Work required:
Retype each record below word for word. Leave the pictures out.

Data:
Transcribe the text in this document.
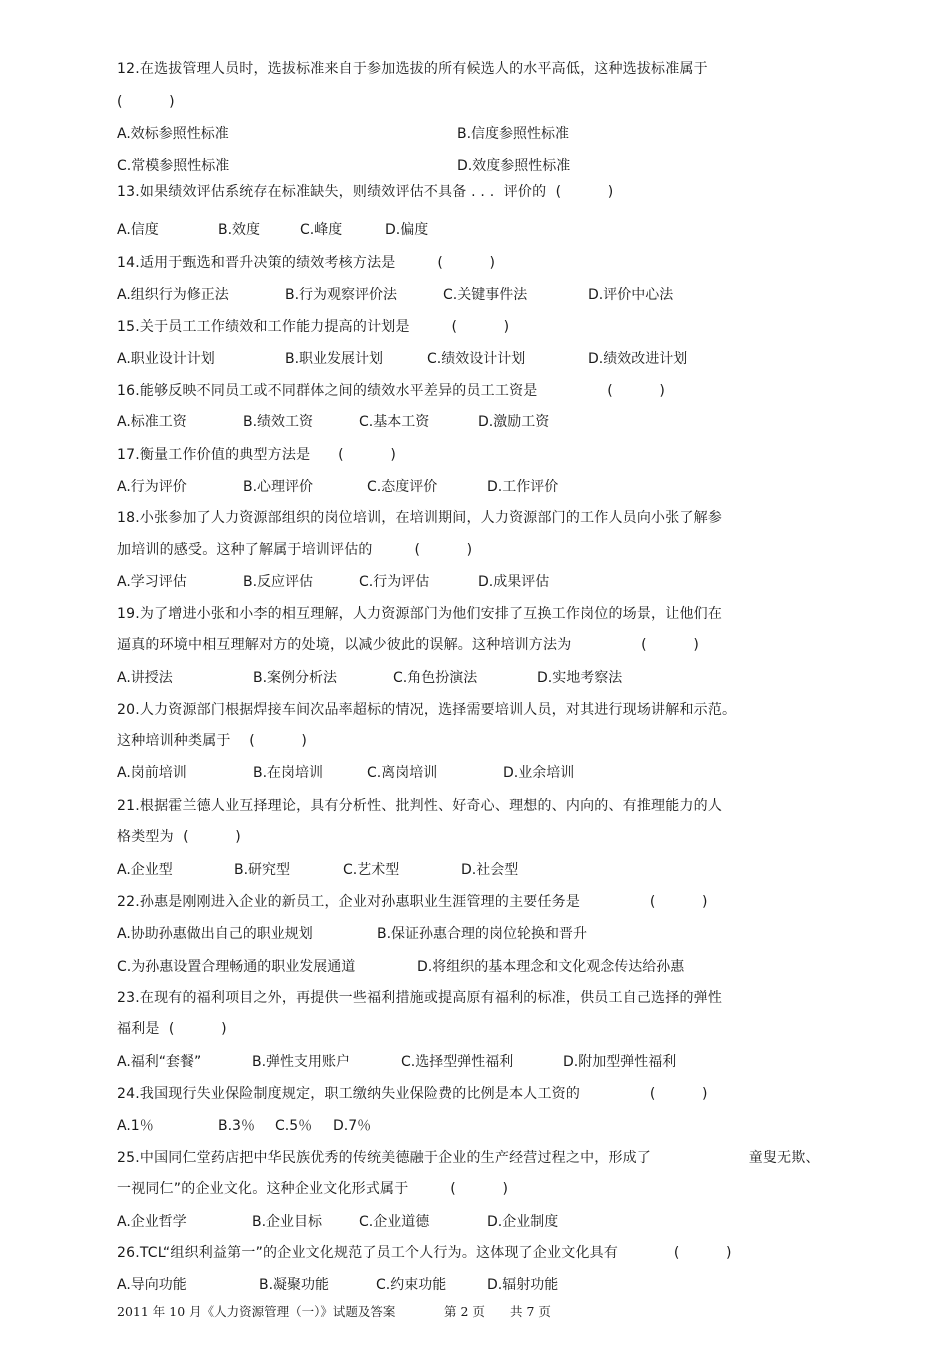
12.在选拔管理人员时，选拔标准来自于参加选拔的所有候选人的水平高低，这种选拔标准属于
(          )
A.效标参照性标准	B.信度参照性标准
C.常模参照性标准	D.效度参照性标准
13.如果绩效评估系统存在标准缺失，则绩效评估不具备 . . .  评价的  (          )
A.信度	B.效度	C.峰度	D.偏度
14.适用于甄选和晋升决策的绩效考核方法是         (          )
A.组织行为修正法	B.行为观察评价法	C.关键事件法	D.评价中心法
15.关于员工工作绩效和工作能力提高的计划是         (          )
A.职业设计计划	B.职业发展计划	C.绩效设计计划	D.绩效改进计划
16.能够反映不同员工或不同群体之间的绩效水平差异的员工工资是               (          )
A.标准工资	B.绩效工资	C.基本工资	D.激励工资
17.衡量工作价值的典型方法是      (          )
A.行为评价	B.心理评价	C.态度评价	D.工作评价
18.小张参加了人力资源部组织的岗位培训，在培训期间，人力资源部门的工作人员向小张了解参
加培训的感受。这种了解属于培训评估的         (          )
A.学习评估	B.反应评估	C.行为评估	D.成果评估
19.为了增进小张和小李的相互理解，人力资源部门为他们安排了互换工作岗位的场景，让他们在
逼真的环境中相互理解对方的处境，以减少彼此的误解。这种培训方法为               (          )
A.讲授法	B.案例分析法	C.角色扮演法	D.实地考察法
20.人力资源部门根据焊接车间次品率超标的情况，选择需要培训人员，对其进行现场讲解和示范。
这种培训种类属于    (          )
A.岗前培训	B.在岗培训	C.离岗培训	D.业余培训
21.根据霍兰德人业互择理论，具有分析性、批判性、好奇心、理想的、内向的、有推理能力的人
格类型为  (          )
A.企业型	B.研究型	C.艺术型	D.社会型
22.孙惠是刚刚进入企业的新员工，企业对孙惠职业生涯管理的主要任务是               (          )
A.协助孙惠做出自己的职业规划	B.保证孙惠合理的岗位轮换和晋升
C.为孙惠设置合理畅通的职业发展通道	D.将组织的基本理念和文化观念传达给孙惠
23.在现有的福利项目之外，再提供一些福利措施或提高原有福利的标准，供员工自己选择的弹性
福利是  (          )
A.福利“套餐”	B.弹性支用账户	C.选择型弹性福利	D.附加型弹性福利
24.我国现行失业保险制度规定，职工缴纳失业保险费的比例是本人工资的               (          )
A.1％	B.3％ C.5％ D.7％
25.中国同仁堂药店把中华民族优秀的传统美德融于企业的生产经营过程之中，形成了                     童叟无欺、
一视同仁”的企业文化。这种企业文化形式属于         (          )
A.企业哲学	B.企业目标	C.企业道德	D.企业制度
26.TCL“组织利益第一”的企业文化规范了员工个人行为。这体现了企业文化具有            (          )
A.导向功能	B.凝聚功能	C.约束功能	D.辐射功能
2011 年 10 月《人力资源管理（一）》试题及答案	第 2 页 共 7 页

Task result:
Transcribe the text in this document.
12.在选拔管理人员时，选拔标准来自于参加选拔的所有候选人的水平高低，这种选拔标准属于
(          )
A.效标参照性标准	B.信度参照性标准
C.常模参照性标准	D.效度参照性标准
13.如果绩效评估系统存在标准缺失，则绩效评估不具备 . . .  评价的  (          )
A.信度	B.效度	C.峰度	D.偏度
14.适用于甄选和晋升决策的绩效考核方法是         (          )
A.组织行为修正法	B.行为观察评价法	C.关键事件法	D.评价中心法
15.关于员工工作绩效和工作能力提高的计划是         (          )
A.职业设计计划	B.职业发展计划	C.绩效设计计划	D.绩效改进计划
16.能够反映不同员工或不同群体之间的绩效水平差异的员工工资是               (          )
A.标准工资	B.绩效工资	C.基本工资	D.激励工资
17.衡量工作价值的典型方法是      (          )
A.行为评价	B.心理评价	C.态度评价	D.工作评价
18.小张参加了人力资源部组织的岗位培训，在培训期间，人力资源部门的工作人员向小张了解参
加培训的感受。这种了解属于培训评估的         (          )
A.学习评估	B.反应评估	C.行为评估	D.成果评估
19.为了增进小张和小李的相互理解，人力资源部门为他们安排了互换工作岗位的场景，让他们在
逼真的环境中相互理解对方的处境，以减少彼此的误解。这种培训方法为               (          )
A.讲授法	B.案例分析法	C.角色扮演法	D.实地考察法
20.人力资源部门根据焊接车间次品率超标的情况，选择需要培训人员，对其进行现场讲解和示范。
这种培训种类属于    (          )
A.岗前培训	B.在岗培训	C.离岗培训	D.业余培训
21.根据霍兰德人业互择理论，具有分析性、批判性、好奇心、理想的、内向的、有推理能力的人
格类型为  (          )
A.企业型	B.研究型	C.艺术型	D.社会型
22.孙惠是刚刚进入企业的新员工，企业对孙惠职业生涯管理的主要任务是               (          )
A.协助孙惠做出自己的职业规划	B.保证孙惠合理的岗位轮换和晋升
C.为孙惠设置合理畅通的职业发展通道	D.将组织的基本理念和文化观念传达给孙惠
23.在现有的福利项目之外，再提供一些福利措施或提高原有福利的标准，供员工自己选择的弹性
福利是  (          )
A.福利“套餐”	B.弹性支用账户	C.选择型弹性福利	D.附加型弹性福利
24.我国现行失业保险制度规定，职工缴纳失业保险费的比例是本人工资的               (          )
A.1％	B.3％ C.5％ D.7％
25.中国同仁堂药店把中华民族优秀的传统美德融于企业的生产经营过程之中，形成了                     童叟无欺、
一视同仁”的企业文化。这种企业文化形式属于         (          )
A.企业哲学	B.企业目标	C.企业道德	D.企业制度
26.TCL“组织利益第一”的企业文化规范了员工个人行为。这体现了企业文化具有            (          )
A.导向功能	B.凝聚功能	C.约束功能	D.辐射功能
2011 年 10 月《人力资源管理（一）》试题及答案	第 2 页 共 7 页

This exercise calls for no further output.